* _Exercise aim_
Show each line from the listing that includes the word "name".

--- begin ---

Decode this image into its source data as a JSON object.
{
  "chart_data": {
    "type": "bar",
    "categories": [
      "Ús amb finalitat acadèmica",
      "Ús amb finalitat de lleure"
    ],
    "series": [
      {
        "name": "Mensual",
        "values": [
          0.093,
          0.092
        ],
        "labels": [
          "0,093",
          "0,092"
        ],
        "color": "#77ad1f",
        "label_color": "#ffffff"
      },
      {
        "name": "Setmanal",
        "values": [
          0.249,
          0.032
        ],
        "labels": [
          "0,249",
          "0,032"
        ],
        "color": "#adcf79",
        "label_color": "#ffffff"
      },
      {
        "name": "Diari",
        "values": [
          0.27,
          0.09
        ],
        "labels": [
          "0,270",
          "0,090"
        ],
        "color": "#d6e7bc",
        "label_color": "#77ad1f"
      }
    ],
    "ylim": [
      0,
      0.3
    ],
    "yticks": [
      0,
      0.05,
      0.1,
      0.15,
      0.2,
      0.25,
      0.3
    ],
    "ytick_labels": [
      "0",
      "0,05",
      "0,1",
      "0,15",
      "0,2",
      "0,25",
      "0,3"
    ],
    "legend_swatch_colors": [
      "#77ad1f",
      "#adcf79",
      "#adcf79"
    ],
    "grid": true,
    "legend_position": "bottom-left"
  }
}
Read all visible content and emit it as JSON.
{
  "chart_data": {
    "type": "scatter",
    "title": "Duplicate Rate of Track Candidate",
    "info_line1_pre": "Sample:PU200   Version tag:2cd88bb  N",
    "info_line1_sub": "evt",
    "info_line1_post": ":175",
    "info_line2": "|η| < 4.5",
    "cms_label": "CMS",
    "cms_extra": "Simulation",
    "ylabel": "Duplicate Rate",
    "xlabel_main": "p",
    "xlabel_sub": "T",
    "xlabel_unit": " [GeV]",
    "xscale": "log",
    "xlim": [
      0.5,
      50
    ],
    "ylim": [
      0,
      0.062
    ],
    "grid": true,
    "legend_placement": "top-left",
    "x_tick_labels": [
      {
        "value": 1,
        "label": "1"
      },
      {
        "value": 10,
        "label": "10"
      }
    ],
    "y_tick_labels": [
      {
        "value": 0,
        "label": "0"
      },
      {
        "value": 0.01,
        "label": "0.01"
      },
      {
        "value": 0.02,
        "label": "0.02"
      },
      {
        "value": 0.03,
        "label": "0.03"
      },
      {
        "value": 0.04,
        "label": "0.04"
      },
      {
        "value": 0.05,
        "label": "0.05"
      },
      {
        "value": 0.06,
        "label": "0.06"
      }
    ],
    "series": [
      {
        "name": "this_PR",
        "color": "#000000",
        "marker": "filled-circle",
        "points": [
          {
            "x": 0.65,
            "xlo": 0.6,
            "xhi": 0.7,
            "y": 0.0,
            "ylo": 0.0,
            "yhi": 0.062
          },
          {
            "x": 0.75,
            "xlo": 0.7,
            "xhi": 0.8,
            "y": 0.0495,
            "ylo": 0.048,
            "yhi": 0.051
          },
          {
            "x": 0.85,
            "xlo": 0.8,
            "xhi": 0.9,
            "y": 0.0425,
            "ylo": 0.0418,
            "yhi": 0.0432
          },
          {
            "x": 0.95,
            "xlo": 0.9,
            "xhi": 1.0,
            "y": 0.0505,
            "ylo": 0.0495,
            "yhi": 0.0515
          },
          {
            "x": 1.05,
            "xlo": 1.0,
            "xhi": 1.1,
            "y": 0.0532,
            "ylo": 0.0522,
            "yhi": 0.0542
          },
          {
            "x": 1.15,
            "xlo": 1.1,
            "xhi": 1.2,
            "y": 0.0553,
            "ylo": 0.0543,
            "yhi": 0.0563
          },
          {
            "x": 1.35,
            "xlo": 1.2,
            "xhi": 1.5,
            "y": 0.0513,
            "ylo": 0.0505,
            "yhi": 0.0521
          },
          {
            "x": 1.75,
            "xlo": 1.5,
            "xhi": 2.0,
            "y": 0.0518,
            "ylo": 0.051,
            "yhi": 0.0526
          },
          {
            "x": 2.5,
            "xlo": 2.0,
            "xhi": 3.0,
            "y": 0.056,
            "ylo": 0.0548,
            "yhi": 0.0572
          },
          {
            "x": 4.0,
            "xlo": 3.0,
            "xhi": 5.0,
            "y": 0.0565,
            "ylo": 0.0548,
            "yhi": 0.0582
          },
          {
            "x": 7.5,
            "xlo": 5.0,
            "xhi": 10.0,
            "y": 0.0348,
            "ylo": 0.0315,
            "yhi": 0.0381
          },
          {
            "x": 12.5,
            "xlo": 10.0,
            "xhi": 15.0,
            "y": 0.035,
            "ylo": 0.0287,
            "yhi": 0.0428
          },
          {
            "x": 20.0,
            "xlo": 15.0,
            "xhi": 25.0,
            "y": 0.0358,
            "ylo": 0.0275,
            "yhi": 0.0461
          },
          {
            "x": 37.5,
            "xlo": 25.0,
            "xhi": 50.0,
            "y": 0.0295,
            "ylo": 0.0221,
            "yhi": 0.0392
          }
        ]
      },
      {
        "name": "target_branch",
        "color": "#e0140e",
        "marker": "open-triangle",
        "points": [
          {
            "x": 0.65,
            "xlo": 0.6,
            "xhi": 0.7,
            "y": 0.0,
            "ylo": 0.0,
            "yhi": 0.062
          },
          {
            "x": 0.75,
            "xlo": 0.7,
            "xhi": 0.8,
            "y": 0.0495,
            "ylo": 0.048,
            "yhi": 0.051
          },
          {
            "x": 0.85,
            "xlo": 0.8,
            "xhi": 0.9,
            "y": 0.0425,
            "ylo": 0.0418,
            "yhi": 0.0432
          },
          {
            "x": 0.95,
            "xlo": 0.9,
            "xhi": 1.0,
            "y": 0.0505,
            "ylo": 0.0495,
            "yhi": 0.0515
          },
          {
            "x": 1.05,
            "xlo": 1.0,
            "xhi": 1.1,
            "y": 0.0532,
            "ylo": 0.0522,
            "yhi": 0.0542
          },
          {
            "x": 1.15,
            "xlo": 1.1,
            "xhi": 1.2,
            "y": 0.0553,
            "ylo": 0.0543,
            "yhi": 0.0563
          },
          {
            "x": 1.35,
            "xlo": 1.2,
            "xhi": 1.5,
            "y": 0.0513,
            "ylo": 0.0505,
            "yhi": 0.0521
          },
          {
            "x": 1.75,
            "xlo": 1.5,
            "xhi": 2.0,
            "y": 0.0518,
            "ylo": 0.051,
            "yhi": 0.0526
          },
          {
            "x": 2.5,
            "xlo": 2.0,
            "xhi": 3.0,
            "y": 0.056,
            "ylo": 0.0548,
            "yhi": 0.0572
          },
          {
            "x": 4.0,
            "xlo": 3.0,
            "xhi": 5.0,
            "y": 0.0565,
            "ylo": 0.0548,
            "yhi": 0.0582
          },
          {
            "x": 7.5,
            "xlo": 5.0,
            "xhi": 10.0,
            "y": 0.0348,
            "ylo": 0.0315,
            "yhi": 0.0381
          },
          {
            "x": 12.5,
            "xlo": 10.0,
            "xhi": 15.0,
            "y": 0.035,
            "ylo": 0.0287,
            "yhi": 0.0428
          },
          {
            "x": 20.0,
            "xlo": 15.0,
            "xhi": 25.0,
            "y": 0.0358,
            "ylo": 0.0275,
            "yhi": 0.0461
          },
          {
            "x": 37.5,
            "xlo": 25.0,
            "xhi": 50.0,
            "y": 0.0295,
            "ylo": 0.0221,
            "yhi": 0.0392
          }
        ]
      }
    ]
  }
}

--- end ---

* _Written solution_
        "name": "Mensual",
        "name": "Setmanal",
        "name": "Diari",
        "name": "this_PR",
        "name": "target_branch",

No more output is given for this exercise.